_What needs to be done:_ For each line that holds "this", copy the line out.

_Input records:_
------------------------------------

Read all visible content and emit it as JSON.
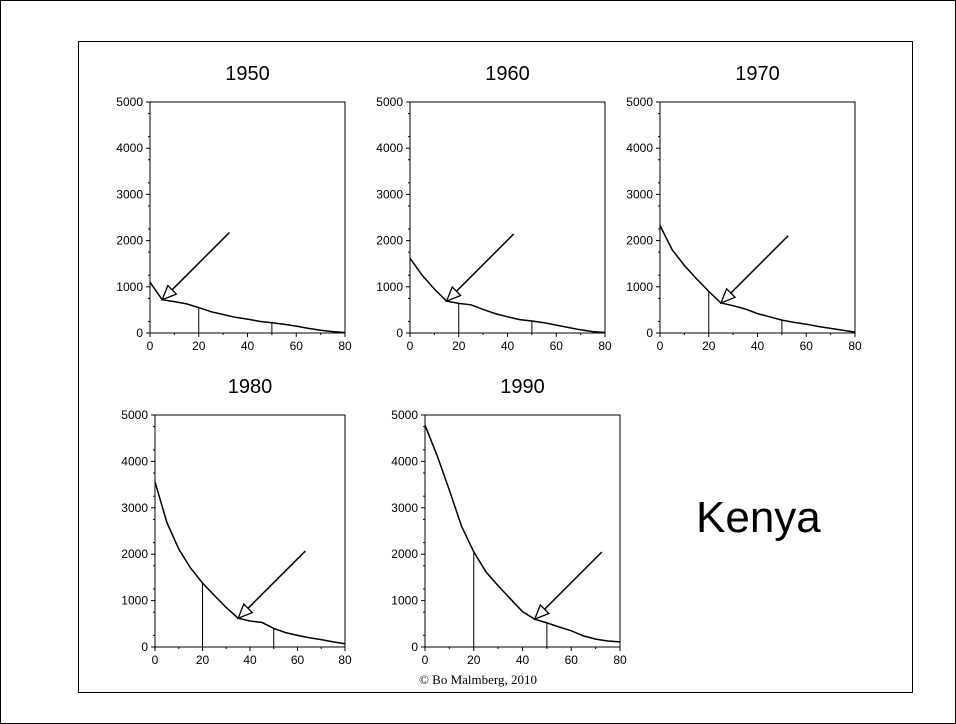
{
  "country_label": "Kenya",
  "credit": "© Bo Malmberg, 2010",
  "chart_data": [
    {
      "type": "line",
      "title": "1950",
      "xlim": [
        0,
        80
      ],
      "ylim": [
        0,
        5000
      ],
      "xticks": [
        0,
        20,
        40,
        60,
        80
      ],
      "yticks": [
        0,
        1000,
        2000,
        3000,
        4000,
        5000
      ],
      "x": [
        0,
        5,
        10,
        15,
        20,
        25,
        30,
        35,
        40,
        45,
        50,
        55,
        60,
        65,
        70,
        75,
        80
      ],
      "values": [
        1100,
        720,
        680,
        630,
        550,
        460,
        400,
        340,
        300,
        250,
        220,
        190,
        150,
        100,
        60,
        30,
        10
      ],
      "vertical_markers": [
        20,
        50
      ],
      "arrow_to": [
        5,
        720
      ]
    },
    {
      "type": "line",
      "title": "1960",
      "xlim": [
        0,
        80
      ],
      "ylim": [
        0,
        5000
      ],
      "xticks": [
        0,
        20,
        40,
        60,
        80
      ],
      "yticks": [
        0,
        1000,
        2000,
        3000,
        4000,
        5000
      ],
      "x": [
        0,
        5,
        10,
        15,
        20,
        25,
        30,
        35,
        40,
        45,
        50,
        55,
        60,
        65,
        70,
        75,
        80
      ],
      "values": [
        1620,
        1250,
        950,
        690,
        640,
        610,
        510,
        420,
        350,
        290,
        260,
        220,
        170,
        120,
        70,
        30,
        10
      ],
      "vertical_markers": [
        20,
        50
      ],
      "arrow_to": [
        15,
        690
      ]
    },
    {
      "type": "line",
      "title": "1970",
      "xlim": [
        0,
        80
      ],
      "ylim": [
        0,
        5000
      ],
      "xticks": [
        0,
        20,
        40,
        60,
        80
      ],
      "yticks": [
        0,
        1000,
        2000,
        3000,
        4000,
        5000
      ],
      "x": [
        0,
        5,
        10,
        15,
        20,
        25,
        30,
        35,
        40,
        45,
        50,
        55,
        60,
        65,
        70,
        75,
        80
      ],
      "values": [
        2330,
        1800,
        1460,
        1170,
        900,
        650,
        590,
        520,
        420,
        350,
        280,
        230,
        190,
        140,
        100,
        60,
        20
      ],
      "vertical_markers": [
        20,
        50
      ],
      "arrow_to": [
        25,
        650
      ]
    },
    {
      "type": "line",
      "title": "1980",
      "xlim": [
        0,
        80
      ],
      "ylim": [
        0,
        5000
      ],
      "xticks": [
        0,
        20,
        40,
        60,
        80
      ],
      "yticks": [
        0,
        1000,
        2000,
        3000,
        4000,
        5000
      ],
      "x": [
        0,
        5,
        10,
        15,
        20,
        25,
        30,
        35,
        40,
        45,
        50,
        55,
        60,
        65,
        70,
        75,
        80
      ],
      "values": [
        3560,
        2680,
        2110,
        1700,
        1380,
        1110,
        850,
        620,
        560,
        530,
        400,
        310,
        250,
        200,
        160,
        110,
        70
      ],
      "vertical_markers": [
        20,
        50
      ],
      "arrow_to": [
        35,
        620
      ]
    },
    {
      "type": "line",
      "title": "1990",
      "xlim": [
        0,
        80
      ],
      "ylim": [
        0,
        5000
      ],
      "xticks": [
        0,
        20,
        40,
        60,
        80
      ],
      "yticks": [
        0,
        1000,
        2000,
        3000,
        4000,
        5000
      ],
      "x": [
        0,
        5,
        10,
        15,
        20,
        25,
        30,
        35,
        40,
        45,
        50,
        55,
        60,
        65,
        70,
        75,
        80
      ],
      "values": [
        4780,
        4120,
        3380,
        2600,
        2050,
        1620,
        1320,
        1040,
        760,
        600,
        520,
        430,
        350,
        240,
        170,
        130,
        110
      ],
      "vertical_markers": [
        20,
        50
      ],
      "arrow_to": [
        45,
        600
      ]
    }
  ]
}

------------------------------------

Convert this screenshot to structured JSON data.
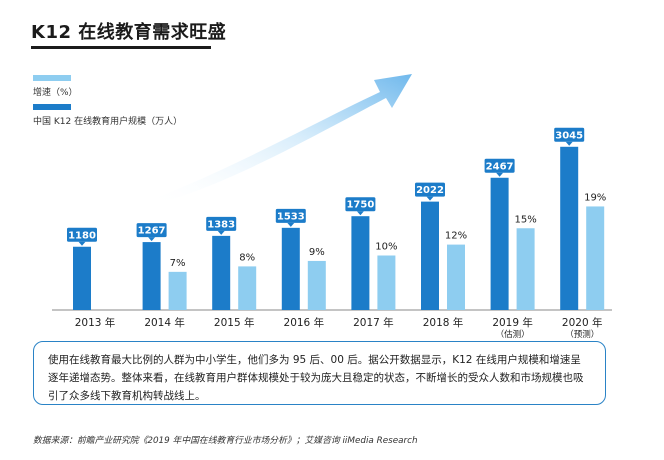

------------------------------------

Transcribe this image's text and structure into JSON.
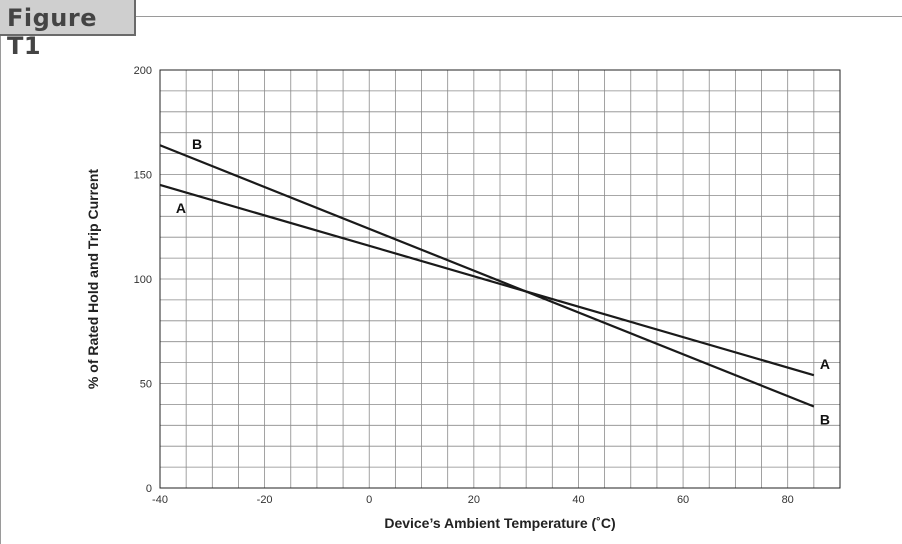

------------------------------------

_Task solution:_
Convert this screenshot to structured JSON data.
Transcribe this image's text and structure into JSON.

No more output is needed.